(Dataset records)

## BEGIN

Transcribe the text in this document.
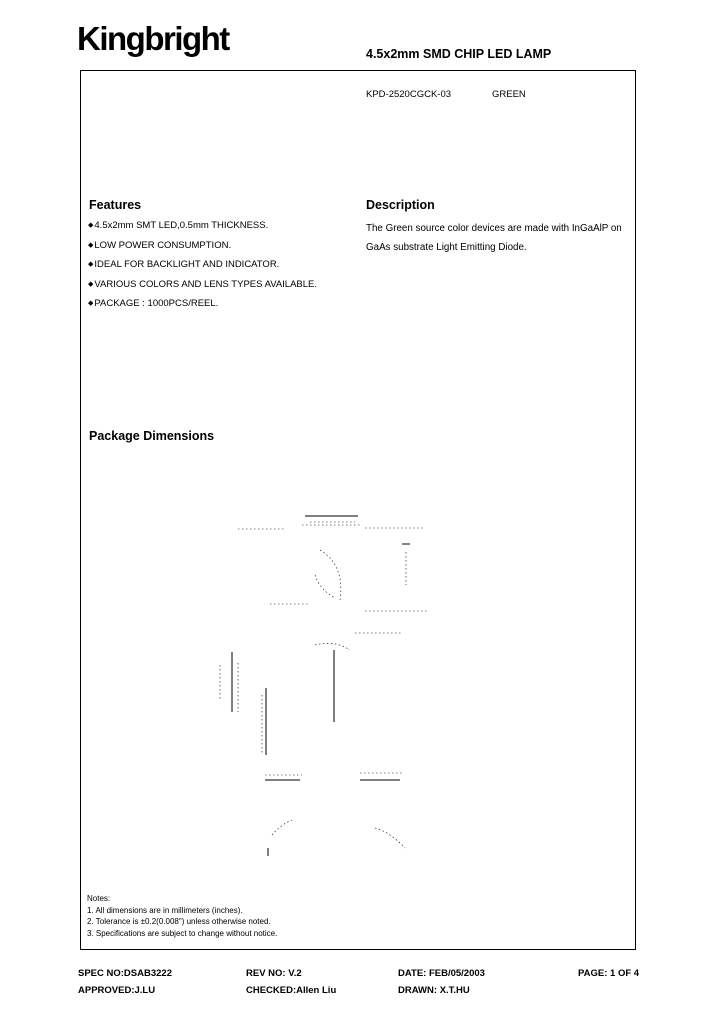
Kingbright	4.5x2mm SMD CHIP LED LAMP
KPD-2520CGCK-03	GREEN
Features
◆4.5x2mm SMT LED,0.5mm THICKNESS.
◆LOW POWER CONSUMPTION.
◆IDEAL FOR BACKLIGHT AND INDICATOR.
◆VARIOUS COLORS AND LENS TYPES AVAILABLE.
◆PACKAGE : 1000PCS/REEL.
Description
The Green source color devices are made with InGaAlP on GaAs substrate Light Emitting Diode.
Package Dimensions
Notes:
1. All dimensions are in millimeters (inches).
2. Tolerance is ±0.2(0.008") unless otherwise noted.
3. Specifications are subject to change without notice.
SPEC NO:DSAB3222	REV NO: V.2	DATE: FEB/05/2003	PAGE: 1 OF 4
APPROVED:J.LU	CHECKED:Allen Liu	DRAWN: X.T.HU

## END

Write the full listing out again with every line unchanged, but include no pictures.

Transcribe the text in this document.
Kingbright	4.5x2mm SMD CHIP LED LAMP
KPD-2520CGCK-03	GREEN
Features
◆4.5x2mm SMT LED,0.5mm THICKNESS.
◆LOW POWER CONSUMPTION.
◆IDEAL FOR BACKLIGHT AND INDICATOR.
◆VARIOUS COLORS AND LENS TYPES AVAILABLE.
◆PACKAGE : 1000PCS/REEL.
Description
The Green source color devices are made with InGaAlP on GaAs substrate Light Emitting Diode.
Package Dimensions
Notes:
1. All dimensions are in millimeters (inches).
2. Tolerance is ±0.2(0.008") unless otherwise noted.
3. Specifications are subject to change without notice.
SPEC NO:DSAB3222	REV NO: V.2	DATE: FEB/05/2003	PAGE: 1 OF 4
APPROVED:J.LU	CHECKED:Allen Liu	DRAWN: X.T.HU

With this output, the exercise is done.